Work required: Without the pictures, write out all the lines below exactly as they appear.
··· Recorded information ···
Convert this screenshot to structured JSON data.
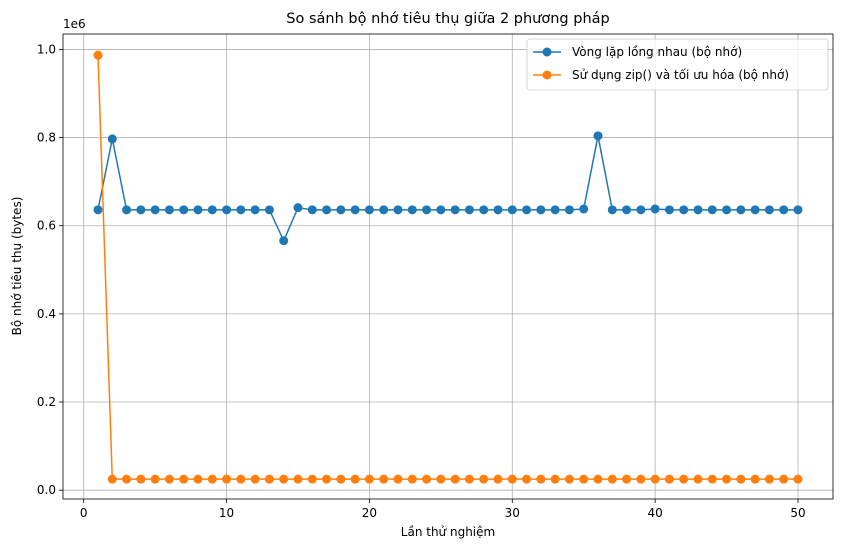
{
  "chart_data": {
    "type": "line",
    "title": "So sánh bộ nhớ tiêu thụ giữa 2 phương pháp",
    "xlabel": "Lần thử nghiệm",
    "ylabel": "Bộ nhớ tiêu thụ (bytes)",
    "y_offset_label": "1e6",
    "xlim": [
      -1.45,
      52.45
    ],
    "ylim": [
      -0.02,
      1.035
    ],
    "x_ticks": [
      0,
      10,
      20,
      30,
      40,
      50
    ],
    "x_tick_labels": [
      "0",
      "10",
      "20",
      "30",
      "40",
      "50"
    ],
    "y_ticks": [
      0.0,
      0.2,
      0.4,
      0.6,
      0.8,
      1.0
    ],
    "y_tick_labels": [
      "0.0",
      "0.2",
      "0.4",
      "0.6",
      "0.8",
      "1.0"
    ],
    "grid": true,
    "legend_position": "top-right",
    "x": [
      1,
      2,
      3,
      4,
      5,
      6,
      7,
      8,
      9,
      10,
      11,
      12,
      13,
      14,
      15,
      16,
      17,
      18,
      19,
      20,
      21,
      22,
      23,
      24,
      25,
      26,
      27,
      28,
      29,
      30,
      31,
      32,
      33,
      34,
      35,
      36,
      37,
      38,
      39,
      40,
      41,
      42,
      43,
      44,
      45,
      46,
      47,
      48,
      49,
      50
    ],
    "series": [
      {
        "name": "Vòng lặp lồng nhau (bộ nhớ)",
        "color": "#1f77b4",
        "values": [
          0.636,
          0.797,
          0.636,
          0.636,
          0.636,
          0.636,
          0.636,
          0.636,
          0.636,
          0.636,
          0.636,
          0.636,
          0.636,
          0.566,
          0.641,
          0.636,
          0.636,
          0.636,
          0.636,
          0.636,
          0.636,
          0.636,
          0.636,
          0.636,
          0.636,
          0.636,
          0.636,
          0.636,
          0.636,
          0.636,
          0.636,
          0.636,
          0.636,
          0.636,
          0.638,
          0.804,
          0.636,
          0.636,
          0.636,
          0.638,
          0.636,
          0.636,
          0.636,
          0.636,
          0.636,
          0.636,
          0.636,
          0.636,
          0.636,
          0.636
        ]
      },
      {
        "name": "Sử dụng zip() và tối ưu hóa (bộ nhớ)",
        "color": "#ff7f0e",
        "values": [
          0.987,
          0.025,
          0.025,
          0.025,
          0.025,
          0.025,
          0.025,
          0.025,
          0.025,
          0.025,
          0.025,
          0.025,
          0.025,
          0.025,
          0.025,
          0.025,
          0.025,
          0.025,
          0.025,
          0.025,
          0.025,
          0.025,
          0.025,
          0.025,
          0.025,
          0.025,
          0.025,
          0.025,
          0.025,
          0.025,
          0.025,
          0.025,
          0.025,
          0.025,
          0.025,
          0.025,
          0.025,
          0.025,
          0.025,
          0.025,
          0.025,
          0.025,
          0.025,
          0.025,
          0.025,
          0.025,
          0.025,
          0.025,
          0.025,
          0.025
        ]
      }
    ]
  }
}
···
Task solution:
Convert this screenshot to structured JSON data.
{
  "chart_data": {
    "type": "line",
    "title": "So sánh bộ nhớ tiêu thụ giữa 2 phương pháp",
    "xlabel": "Lần thử nghiệm",
    "ylabel": "Bộ nhớ tiêu thụ (bytes)",
    "y_offset_label": "1e6",
    "xlim": [
      -1.45,
      52.45
    ],
    "ylim": [
      -0.02,
      1.035
    ],
    "x_ticks": [
      0,
      10,
      20,
      30,
      40,
      50
    ],
    "x_tick_labels": [
      "0",
      "10",
      "20",
      "30",
      "40",
      "50"
    ],
    "y_ticks": [
      0.0,
      0.2,
      0.4,
      0.6,
      0.8,
      1.0
    ],
    "y_tick_labels": [
      "0.0",
      "0.2",
      "0.4",
      "0.6",
      "0.8",
      "1.0"
    ],
    "grid": true,
    "legend_position": "top-right",
    "x": [
      1,
      2,
      3,
      4,
      5,
      6,
      7,
      8,
      9,
      10,
      11,
      12,
      13,
      14,
      15,
      16,
      17,
      18,
      19,
      20,
      21,
      22,
      23,
      24,
      25,
      26,
      27,
      28,
      29,
      30,
      31,
      32,
      33,
      34,
      35,
      36,
      37,
      38,
      39,
      40,
      41,
      42,
      43,
      44,
      45,
      46,
      47,
      48,
      49,
      50
    ],
    "series": [
      {
        "name": "Vòng lặp lồng nhau (bộ nhớ)",
        "color": "#1f77b4",
        "values": [
          0.636,
          0.797,
          0.636,
          0.636,
          0.636,
          0.636,
          0.636,
          0.636,
          0.636,
          0.636,
          0.636,
          0.636,
          0.636,
          0.566,
          0.641,
          0.636,
          0.636,
          0.636,
          0.636,
          0.636,
          0.636,
          0.636,
          0.636,
          0.636,
          0.636,
          0.636,
          0.636,
          0.636,
          0.636,
          0.636,
          0.636,
          0.636,
          0.636,
          0.636,
          0.638,
          0.804,
          0.636,
          0.636,
          0.636,
          0.638,
          0.636,
          0.636,
          0.636,
          0.636,
          0.636,
          0.636,
          0.636,
          0.636,
          0.636,
          0.636
        ]
      },
      {
        "name": "Sử dụng zip() và tối ưu hóa (bộ nhớ)",
        "color": "#ff7f0e",
        "values": [
          0.987,
          0.025,
          0.025,
          0.025,
          0.025,
          0.025,
          0.025,
          0.025,
          0.025,
          0.025,
          0.025,
          0.025,
          0.025,
          0.025,
          0.025,
          0.025,
          0.025,
          0.025,
          0.025,
          0.025,
          0.025,
          0.025,
          0.025,
          0.025,
          0.025,
          0.025,
          0.025,
          0.025,
          0.025,
          0.025,
          0.025,
          0.025,
          0.025,
          0.025,
          0.025,
          0.025,
          0.025,
          0.025,
          0.025,
          0.025,
          0.025,
          0.025,
          0.025,
          0.025,
          0.025,
          0.025,
          0.025,
          0.025,
          0.025,
          0.025
        ]
      }
    ]
  }
}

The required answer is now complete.